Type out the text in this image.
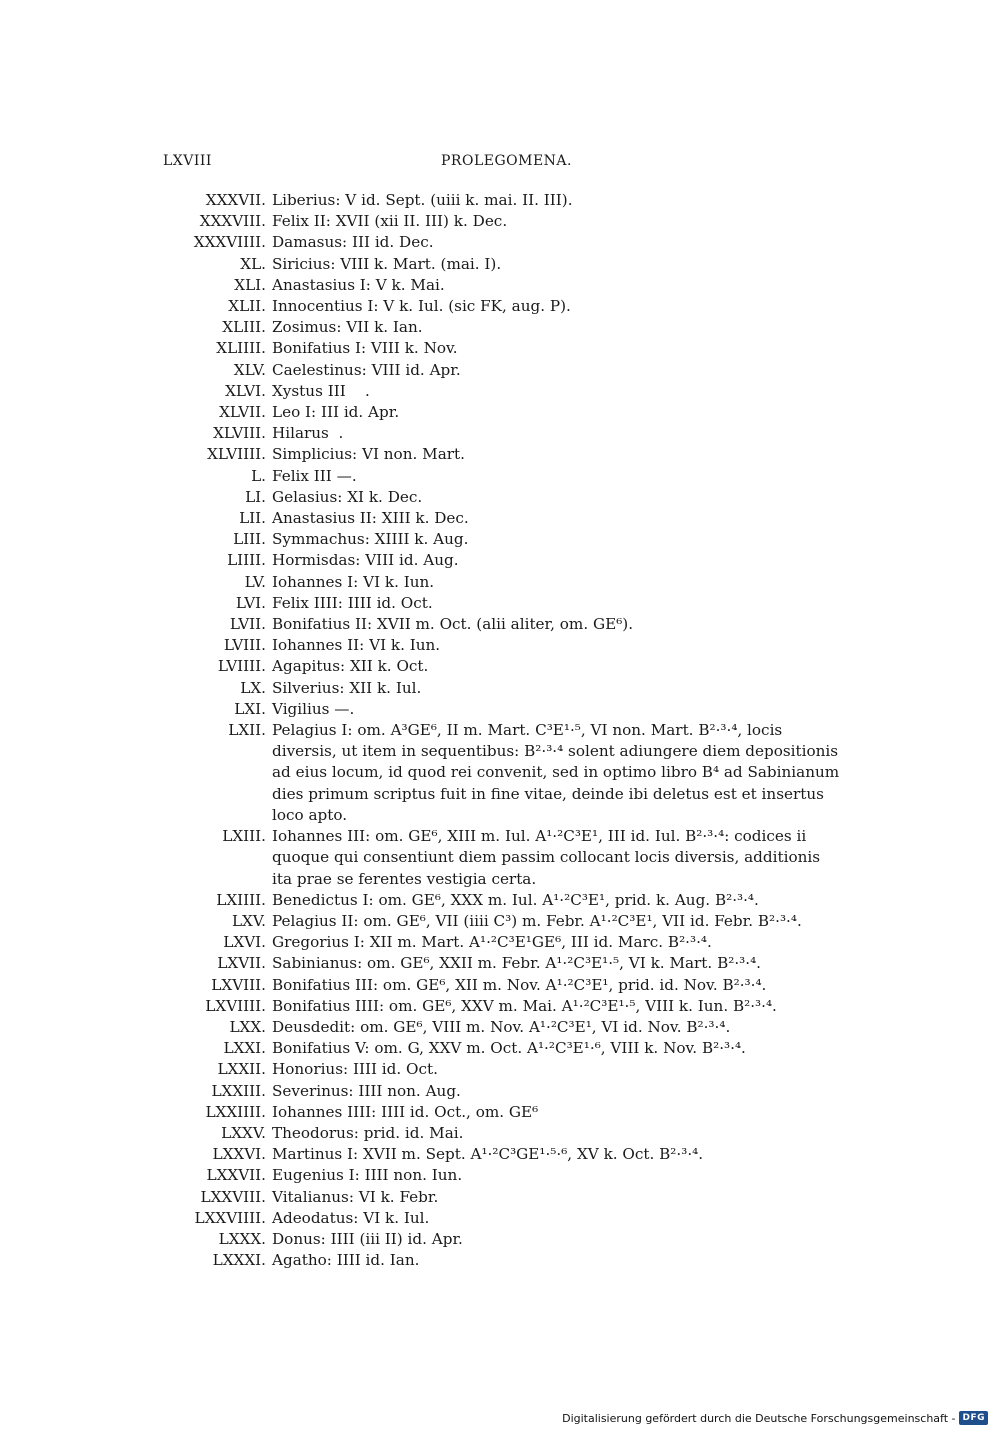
LXVIII	PROLEGOMENA.
XXXVII. Liberius: V id. Sept. (uiii k. mai. II. III).
XXXVIII. Felix II: XVII (xii II. III) k. Dec.
XXXVIIII. Damasus: III id. Dec.
XL. Siricius: VIII k. Mart. (mai. I).
XLI. Anastasius I: V k. Mai.
XLII. Innocentius I: V k. Iul. (sic FK, aug. P).
XLIII. Zosimus: VII k. Ian.
XLIIII. Bonifatius I: VIII k. Nov.
XLV. Caelestinus: VIII id. Apr.
XLVI. Xystus III    .
XLVII. Leo I: III id. Apr.
XLVIII. Hilarus  .
XLVIIII. Simplicius: VI non. Mart.
L. Felix III —.
LI. Gelasius: XI k. Dec.
LII. Anastasius II: XIII k. Dec.
LIII. Symmachus: XIIII k. Aug.
LIIII. Hormisdas: VIII id. Aug.
LV. Iohannes I: VI k. Iun.
LVI. Felix IIII: IIII id. Oct.
LVII. Bonifatius II: XVII m. Oct. (alii aliter, om. GE⁶).
LVIII. Iohannes II: VI k. Iun.
LVIIII. Agapitus: XII k. Oct.
LX. Silverius: XII k. Iul.
LXI. Vigilius —.
LXII. Pelagius I: om. A³GE⁶, II m. Mart. C³E¹·⁵, VI non. Mart. B²·³·⁴, locis diversis, ut item in sequentibus: B²·³·⁴ solent adiungere diem depositionis ad eius locum, id quod rei convenit, sed in optimo libro B⁴ ad Sabinianum dies primum scriptus fuit in fine vitae, deinde ibi deletus est et insertus loco apto.
LXIII. Iohannes III: om. GE⁶, XIII m. Iul. A¹·²C³E¹, III id. Iul. B²·³·⁴: codices ii quoque qui consentiunt diem passim collocant locis diversis, additionis ita prae se ferentes vestigia certa.
LXIIII. Benedictus I: om. GE⁶, XXX m. Iul. A¹·²C³E¹, prid. k. Aug. B²·³·⁴.
LXV. Pelagius II: om. GE⁶, VII (iiii C³) m. Febr. A¹·²C³E¹, VII id. Febr. B²·³·⁴.
LXVI. Gregorius I: XII m. Mart. A¹·²C³E¹GE⁶, III id. Marc. B²·³·⁴.
LXVII. Sabinianus: om. GE⁶, XXII m. Febr. A¹·²C³E¹·⁵, VI k. Mart. B²·³·⁴.
LXVIII. Bonifatius III: om. GE⁶, XII m. Nov. A¹·²C³E¹, prid. id. Nov. B²·³·⁴.
LXVIIII. Bonifatius IIII: om. GE⁶, XXV m. Mai. A¹·²C³E¹·⁵, VIII k. Iun. B²·³·⁴.
LXX. Deusdedit: om. GE⁶, VIII m. Nov. A¹·²C³E¹, VI id. Nov. B²·³·⁴.
LXXI. Bonifatius V: om. G, XXV m. Oct. A¹·²C³E¹·⁶, VIII k. Nov. B²·³·⁴.
LXXII. Honorius: IIII id. Oct.
LXXIII. Severinus: IIII non. Aug.
LXXIIII. Iohannes IIII: IIII id. Oct., om. GE⁶
LXXV. Theodorus: prid. id. Mai.
LXXVI. Martinus I: XVII m. Sept. A¹·²C³GE¹·⁵·⁶, XV k. Oct. B²·³·⁴.
LXXVII. Eugenius I: IIII non. Iun.
LXXVIII. Vitalianus: VI k. Febr.
LXXVIIII. Adeodatus: VI k. Iul.
LXXX. Donus: IIII (iii II) id. Apr.
LXXXI. Agatho: IIII id. Ian.
Digitalisierung gefördert durch die Deutsche Forschungsgemeinschaft - DFG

_TASK REQUIREMENTS:_
All of the entries above should be duplicated exactly, except for the pictures.

_ANSWER FOR THE TASK:_
Type out the text in this image.
LXVIII	PROLEGOMENA.
XXXVII. Liberius: V id. Sept. (uiii k. mai. II. III).
XXXVIII. Felix II: XVII (xii II. III) k. Dec.
XXXVIIII. Damasus: III id. Dec.
XL. Siricius: VIII k. Mart. (mai. I).
XLI. Anastasius I: V k. Mai.
XLII. Innocentius I: V k. Iul. (sic FK, aug. P).
XLIII. Zosimus: VII k. Ian.
XLIIII. Bonifatius I: VIII k. Nov.
XLV. Caelestinus: VIII id. Apr.
XLVI. Xystus III    .
XLVII. Leo I: III id. Apr.
XLVIII. Hilarus  .
XLVIIII. Simplicius: VI non. Mart.
L. Felix III —.
LI. Gelasius: XI k. Dec.
LII. Anastasius II: XIII k. Dec.
LIII. Symmachus: XIIII k. Aug.
LIIII. Hormisdas: VIII id. Aug.
LV. Iohannes I: VI k. Iun.
LVI. Felix IIII: IIII id. Oct.
LVII. Bonifatius II: XVII m. Oct. (alii aliter, om. GE⁶).
LVIII. Iohannes II: VI k. Iun.
LVIIII. Agapitus: XII k. Oct.
LX. Silverius: XII k. Iul.
LXI. Vigilius —.
LXII. Pelagius I: om. A³GE⁶, II m. Mart. C³E¹·⁵, VI non. Mart. B²·³·⁴, locis diversis, ut item in sequentibus: B²·³·⁴ solent adiungere diem depositionis ad eius locum, id quod rei convenit, sed in optimo libro B⁴ ad Sabinianum dies primum scriptus fuit in fine vitae, deinde ibi deletus est et insertus loco apto.
LXIII. Iohannes III: om. GE⁶, XIII m. Iul. A¹·²C³E¹, III id. Iul. B²·³·⁴: codices ii quoque qui consentiunt diem passim collocant locis diversis, additionis ita prae se ferentes vestigia certa.
LXIIII. Benedictus I: om. GE⁶, XXX m. Iul. A¹·²C³E¹, prid. k. Aug. B²·³·⁴.
LXV. Pelagius II: om. GE⁶, VII (iiii C³) m. Febr. A¹·²C³E¹, VII id. Febr. B²·³·⁴.
LXVI. Gregorius I: XII m. Mart. A¹·²C³E¹GE⁶, III id. Marc. B²·³·⁴.
LXVII. Sabinianus: om. GE⁶, XXII m. Febr. A¹·²C³E¹·⁵, VI k. Mart. B²·³·⁴.
LXVIII. Bonifatius III: om. GE⁶, XII m. Nov. A¹·²C³E¹, prid. id. Nov. B²·³·⁴.
LXVIIII. Bonifatius IIII: om. GE⁶, XXV m. Mai. A¹·²C³E¹·⁵, VIII k. Iun. B²·³·⁴.
LXX. Deusdedit: om. GE⁶, VIII m. Nov. A¹·²C³E¹, VI id. Nov. B²·³·⁴.
LXXI. Bonifatius V: om. G, XXV m. Oct. A¹·²C³E¹·⁶, VIII k. Nov. B²·³·⁴.
LXXII. Honorius: IIII id. Oct.
LXXIII. Severinus: IIII non. Aug.
LXXIIII. Iohannes IIII: IIII id. Oct., om. GE⁶
LXXV. Theodorus: prid. id. Mai.
LXXVI. Martinus I: XVII m. Sept. A¹·²C³GE¹·⁵·⁶, XV k. Oct. B²·³·⁴.
LXXVII. Eugenius I: IIII non. Iun.
LXXVIII. Vitalianus: VI k. Febr.
LXXVIIII. Adeodatus: VI k. Iul.
LXXX. Donus: IIII (iii II) id. Apr.
LXXXI. Agatho: IIII id. Ian.
Digitalisierung gefördert durch die Deutsche Forschungsgemeinschaft - DFG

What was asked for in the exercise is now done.